[begin DATA]

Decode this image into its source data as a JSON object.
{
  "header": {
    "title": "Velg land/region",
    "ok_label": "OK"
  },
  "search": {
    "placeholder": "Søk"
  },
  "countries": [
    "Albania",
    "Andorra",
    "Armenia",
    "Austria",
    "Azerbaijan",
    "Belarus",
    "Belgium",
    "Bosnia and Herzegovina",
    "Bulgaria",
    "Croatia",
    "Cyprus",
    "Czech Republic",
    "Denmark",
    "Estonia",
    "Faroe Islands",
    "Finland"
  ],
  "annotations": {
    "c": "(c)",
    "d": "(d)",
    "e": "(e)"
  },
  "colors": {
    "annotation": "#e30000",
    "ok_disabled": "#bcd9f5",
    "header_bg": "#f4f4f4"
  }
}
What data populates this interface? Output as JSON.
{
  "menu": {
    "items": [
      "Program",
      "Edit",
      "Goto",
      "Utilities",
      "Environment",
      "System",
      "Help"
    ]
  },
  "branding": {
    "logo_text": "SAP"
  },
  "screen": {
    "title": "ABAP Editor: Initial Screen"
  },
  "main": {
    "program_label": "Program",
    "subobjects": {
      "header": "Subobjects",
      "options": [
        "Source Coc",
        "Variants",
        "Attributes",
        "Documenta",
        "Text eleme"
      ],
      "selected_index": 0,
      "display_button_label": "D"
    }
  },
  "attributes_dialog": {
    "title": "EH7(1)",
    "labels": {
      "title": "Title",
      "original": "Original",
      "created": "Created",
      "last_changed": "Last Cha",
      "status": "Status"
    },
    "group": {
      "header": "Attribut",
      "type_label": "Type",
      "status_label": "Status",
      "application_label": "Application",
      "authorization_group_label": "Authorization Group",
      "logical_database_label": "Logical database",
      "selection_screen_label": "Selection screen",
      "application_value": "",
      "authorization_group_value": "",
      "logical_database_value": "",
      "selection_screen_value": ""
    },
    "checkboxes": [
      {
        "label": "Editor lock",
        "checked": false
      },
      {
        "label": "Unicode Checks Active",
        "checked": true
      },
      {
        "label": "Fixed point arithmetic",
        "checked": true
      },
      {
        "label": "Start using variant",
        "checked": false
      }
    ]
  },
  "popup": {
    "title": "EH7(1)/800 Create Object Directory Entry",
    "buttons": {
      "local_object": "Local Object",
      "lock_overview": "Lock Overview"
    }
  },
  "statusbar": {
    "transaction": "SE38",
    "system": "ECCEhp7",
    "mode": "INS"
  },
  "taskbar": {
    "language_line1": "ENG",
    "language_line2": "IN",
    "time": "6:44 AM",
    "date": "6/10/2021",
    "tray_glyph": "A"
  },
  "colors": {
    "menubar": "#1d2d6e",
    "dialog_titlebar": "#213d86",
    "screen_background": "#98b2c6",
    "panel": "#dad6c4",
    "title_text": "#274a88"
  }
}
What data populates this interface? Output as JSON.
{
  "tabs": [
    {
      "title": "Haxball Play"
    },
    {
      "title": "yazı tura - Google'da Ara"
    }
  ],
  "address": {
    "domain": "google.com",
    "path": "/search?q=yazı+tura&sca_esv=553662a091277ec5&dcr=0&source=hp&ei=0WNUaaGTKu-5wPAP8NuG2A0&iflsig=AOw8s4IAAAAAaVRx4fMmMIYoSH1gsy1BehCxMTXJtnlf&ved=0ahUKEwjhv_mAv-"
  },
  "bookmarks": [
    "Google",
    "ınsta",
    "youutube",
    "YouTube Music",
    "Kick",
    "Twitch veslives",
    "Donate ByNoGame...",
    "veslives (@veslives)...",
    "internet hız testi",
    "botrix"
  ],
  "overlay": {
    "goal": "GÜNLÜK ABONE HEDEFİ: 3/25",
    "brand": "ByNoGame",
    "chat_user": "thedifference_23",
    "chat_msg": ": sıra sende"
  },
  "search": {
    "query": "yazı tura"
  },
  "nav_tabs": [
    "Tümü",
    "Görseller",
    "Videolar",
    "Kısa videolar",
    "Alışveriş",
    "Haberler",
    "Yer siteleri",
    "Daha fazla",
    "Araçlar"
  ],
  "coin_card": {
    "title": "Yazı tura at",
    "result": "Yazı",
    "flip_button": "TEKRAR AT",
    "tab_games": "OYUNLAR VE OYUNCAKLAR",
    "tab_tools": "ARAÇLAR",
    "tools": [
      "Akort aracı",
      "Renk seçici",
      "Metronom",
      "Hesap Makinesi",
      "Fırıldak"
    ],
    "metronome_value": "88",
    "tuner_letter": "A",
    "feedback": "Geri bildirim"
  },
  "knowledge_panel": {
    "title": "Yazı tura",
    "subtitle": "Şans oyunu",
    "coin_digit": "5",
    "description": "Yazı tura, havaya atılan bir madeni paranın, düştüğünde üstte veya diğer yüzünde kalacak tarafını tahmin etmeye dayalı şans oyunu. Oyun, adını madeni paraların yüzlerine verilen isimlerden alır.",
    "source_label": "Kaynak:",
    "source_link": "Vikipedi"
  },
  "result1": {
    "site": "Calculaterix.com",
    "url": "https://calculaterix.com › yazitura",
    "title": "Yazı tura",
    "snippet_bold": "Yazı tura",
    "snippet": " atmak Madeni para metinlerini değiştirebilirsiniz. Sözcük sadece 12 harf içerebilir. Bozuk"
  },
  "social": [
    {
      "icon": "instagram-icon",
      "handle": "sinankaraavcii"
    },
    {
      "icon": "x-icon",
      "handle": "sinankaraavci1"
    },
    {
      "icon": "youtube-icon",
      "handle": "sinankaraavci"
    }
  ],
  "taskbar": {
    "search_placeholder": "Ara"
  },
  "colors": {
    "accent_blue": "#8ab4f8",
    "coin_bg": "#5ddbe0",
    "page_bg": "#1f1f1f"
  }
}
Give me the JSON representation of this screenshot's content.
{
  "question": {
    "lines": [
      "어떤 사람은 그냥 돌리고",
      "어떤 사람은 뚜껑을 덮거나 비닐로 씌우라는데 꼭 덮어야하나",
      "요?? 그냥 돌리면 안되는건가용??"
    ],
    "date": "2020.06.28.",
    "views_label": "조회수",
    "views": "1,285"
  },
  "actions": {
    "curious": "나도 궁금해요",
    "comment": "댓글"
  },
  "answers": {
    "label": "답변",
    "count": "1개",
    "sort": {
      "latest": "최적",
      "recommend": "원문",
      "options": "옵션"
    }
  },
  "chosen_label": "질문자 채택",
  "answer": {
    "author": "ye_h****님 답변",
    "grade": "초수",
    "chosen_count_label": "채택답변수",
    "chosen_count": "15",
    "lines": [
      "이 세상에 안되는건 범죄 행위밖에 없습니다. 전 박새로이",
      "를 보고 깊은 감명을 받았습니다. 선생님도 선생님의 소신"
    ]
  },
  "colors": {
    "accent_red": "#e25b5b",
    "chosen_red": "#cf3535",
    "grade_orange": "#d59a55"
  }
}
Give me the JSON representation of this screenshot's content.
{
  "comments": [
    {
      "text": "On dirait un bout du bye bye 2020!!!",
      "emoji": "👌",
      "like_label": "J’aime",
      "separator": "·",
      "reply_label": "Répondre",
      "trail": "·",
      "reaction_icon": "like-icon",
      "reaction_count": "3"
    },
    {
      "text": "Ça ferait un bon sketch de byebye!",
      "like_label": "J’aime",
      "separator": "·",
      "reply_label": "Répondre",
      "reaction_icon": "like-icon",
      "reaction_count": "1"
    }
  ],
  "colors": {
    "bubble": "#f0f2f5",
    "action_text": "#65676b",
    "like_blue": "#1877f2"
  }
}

[end DATA]

▶ _WHAT YOU HAVE TO DO_
Retype the entries exactly, including every line.

▶ _RESULT_
Decode this image into its source data as a JSON object.
{
  "header": {
    "title": "Velg land/region",
    "ok_label": "OK"
  },
  "search": {
    "placeholder": "Søk"
  },
  "countries": [
    "Albania",
    "Andorra",
    "Armenia",
    "Austria",
    "Azerbaijan",
    "Belarus",
    "Belgium",
    "Bosnia and Herzegovina",
    "Bulgaria",
    "Croatia",
    "Cyprus",
    "Czech Republic",
    "Denmark",
    "Estonia",
    "Faroe Islands",
    "Finland"
  ],
  "annotations": {
    "c": "(c)",
    "d": "(d)",
    "e": "(e)"
  },
  "colors": {
    "annotation": "#e30000",
    "ok_disabled": "#bcd9f5",
    "header_bg": "#f4f4f4"
  }
}
What data populates this interface? Output as JSON.
{
  "menu": {
    "items": [
      "Program",
      "Edit",
      "Goto",
      "Utilities",
      "Environment",
      "System",
      "Help"
    ]
  },
  "branding": {
    "logo_text": "SAP"
  },
  "screen": {
    "title": "ABAP Editor: Initial Screen"
  },
  "main": {
    "program_label": "Program",
    "subobjects": {
      "header": "Subobjects",
      "options": [
        "Source Coc",
        "Variants",
        "Attributes",
        "Documenta",
        "Text eleme"
      ],
      "selected_index": 0,
      "display_button_label": "D"
    }
  },
  "attributes_dialog": {
    "title": "EH7(1)",
    "labels": {
      "title": "Title",
      "original": "Original",
      "created": "Created",
      "last_changed": "Last Cha",
      "status": "Status"
    },
    "group": {
      "header": "Attribut",
      "type_label": "Type",
      "status_label": "Status",
      "application_label": "Application",
      "authorization_group_label": "Authorization Group",
      "logical_database_label": "Logical database",
      "selection_screen_label": "Selection screen",
      "application_value": "",
      "authorization_group_value": "",
      "logical_database_value": "",
      "selection_screen_value": ""
    },
    "checkboxes": [
      {
        "label": "Editor lock",
        "checked": false
      },
      {
        "label": "Unicode Checks Active",
        "checked": true
      },
      {
        "label": "Fixed point arithmetic",
        "checked": true
      },
      {
        "label": "Start using variant",
        "checked": false
      }
    ]
  },
  "popup": {
    "title": "EH7(1)/800 Create Object Directory Entry",
    "buttons": {
      "local_object": "Local Object",
      "lock_overview": "Lock Overview"
    }
  },
  "statusbar": {
    "transaction": "SE38",
    "system": "ECCEhp7",
    "mode": "INS"
  },
  "taskbar": {
    "language_line1": "ENG",
    "language_line2": "IN",
    "time": "6:44 AM",
    "date": "6/10/2021",
    "tray_glyph": "A"
  },
  "colors": {
    "menubar": "#1d2d6e",
    "dialog_titlebar": "#213d86",
    "screen_background": "#98b2c6",
    "panel": "#dad6c4",
    "title_text": "#274a88"
  }
}
What data populates this interface? Output as JSON.
{
  "tabs": [
    {
      "title": "Haxball Play"
    },
    {
      "title": "yazı tura - Google'da Ara"
    }
  ],
  "address": {
    "domain": "google.com",
    "path": "/search?q=yazı+tura&sca_esv=553662a091277ec5&dcr=0&source=hp&ei=0WNUaaGTKu-5wPAP8NuG2A0&iflsig=AOw8s4IAAAAAaVRx4fMmMIYoSH1gsy1BehCxMTXJtnlf&ved=0ahUKEwjhv_mAv-"
  },
  "bookmarks": [
    "Google",
    "ınsta",
    "youutube",
    "YouTube Music",
    "Kick",
    "Twitch veslives",
    "Donate ByNoGame...",
    "veslives (@veslives)...",
    "internet hız testi",
    "botrix"
  ],
  "overlay": {
    "goal": "GÜNLÜK ABONE HEDEFİ: 3/25",
    "brand": "ByNoGame",
    "chat_user": "thedifference_23",
    "chat_msg": ": sıra sende"
  },
  "search": {
    "query": "yazı tura"
  },
  "nav_tabs": [
    "Tümü",
    "Görseller",
    "Videolar",
    "Kısa videolar",
    "Alışveriş",
    "Haberler",
    "Yer siteleri",
    "Daha fazla",
    "Araçlar"
  ],
  "coin_card": {
    "title": "Yazı tura at",
    "result": "Yazı",
    "flip_button": "TEKRAR AT",
    "tab_games": "OYUNLAR VE OYUNCAKLAR",
    "tab_tools": "ARAÇLAR",
    "tools": [
      "Akort aracı",
      "Renk seçici",
      "Metronom",
      "Hesap Makinesi",
      "Fırıldak"
    ],
    "metronome_value": "88",
    "tuner_letter": "A",
    "feedback": "Geri bildirim"
  },
  "knowledge_panel": {
    "title": "Yazı tura",
    "subtitle": "Şans oyunu",
    "coin_digit": "5",
    "description": "Yazı tura, havaya atılan bir madeni paranın, düştüğünde üstte veya diğer yüzünde kalacak tarafını tahmin etmeye dayalı şans oyunu. Oyun, adını madeni paraların yüzlerine verilen isimlerden alır.",
    "source_label": "Kaynak:",
    "source_link": "Vikipedi"
  },
  "result1": {
    "site": "Calculaterix.com",
    "url": "https://calculaterix.com › yazitura",
    "title": "Yazı tura",
    "snippet_bold": "Yazı tura",
    "snippet": " atmak Madeni para metinlerini değiştirebilirsiniz. Sözcük sadece 12 harf içerebilir. Bozuk"
  },
  "social": [
    {
      "icon": "instagram-icon",
      "handle": "sinankaraavcii"
    },
    {
      "icon": "x-icon",
      "handle": "sinankaraavci1"
    },
    {
      "icon": "youtube-icon",
      "handle": "sinankaraavci"
    }
  ],
  "taskbar": {
    "search_placeholder": "Ara"
  },
  "colors": {
    "accent_blue": "#8ab4f8",
    "coin_bg": "#5ddbe0",
    "page_bg": "#1f1f1f"
  }
}
Give me the JSON representation of this screenshot's content.
{
  "question": {
    "lines": [
      "어떤 사람은 그냥 돌리고",
      "어떤 사람은 뚜껑을 덮거나 비닐로 씌우라는데 꼭 덮어야하나",
      "요?? 그냥 돌리면 안되는건가용??"
    ],
    "date": "2020.06.28.",
    "views_label": "조회수",
    "views": "1,285"
  },
  "actions": {
    "curious": "나도 궁금해요",
    "comment": "댓글"
  },
  "answers": {
    "label": "답변",
    "count": "1개",
    "sort": {
      "latest": "최적",
      "recommend": "원문",
      "options": "옵션"
    }
  },
  "chosen_label": "질문자 채택",
  "answer": {
    "author": "ye_h****님 답변",
    "grade": "초수",
    "chosen_count_label": "채택답변수",
    "chosen_count": "15",
    "lines": [
      "이 세상에 안되는건 범죄 행위밖에 없습니다. 전 박새로이",
      "를 보고 깊은 감명을 받았습니다. 선생님도 선생님의 소신"
    ]
  },
  "colors": {
    "accent_red": "#e25b5b",
    "chosen_red": "#cf3535",
    "grade_orange": "#d59a55"
  }
}
Give me the JSON representation of this screenshot's content.
{
  "comments": [
    {
      "text": "On dirait un bout du bye bye 2020!!!",
      "emoji": "👌",
      "like_label": "J’aime",
      "separator": "·",
      "reply_label": "Répondre",
      "trail": "·",
      "reaction_icon": "like-icon",
      "reaction_count": "3"
    },
    {
      "text": "Ça ferait un bon sketch de byebye!",
      "like_label": "J’aime",
      "separator": "·",
      "reply_label": "Répondre",
      "reaction_icon": "like-icon",
      "reaction_count": "1"
    }
  ],
  "colors": {
    "bubble": "#f0f2f5",
    "action_text": "#65676b",
    "like_blue": "#1877f2"
  }
}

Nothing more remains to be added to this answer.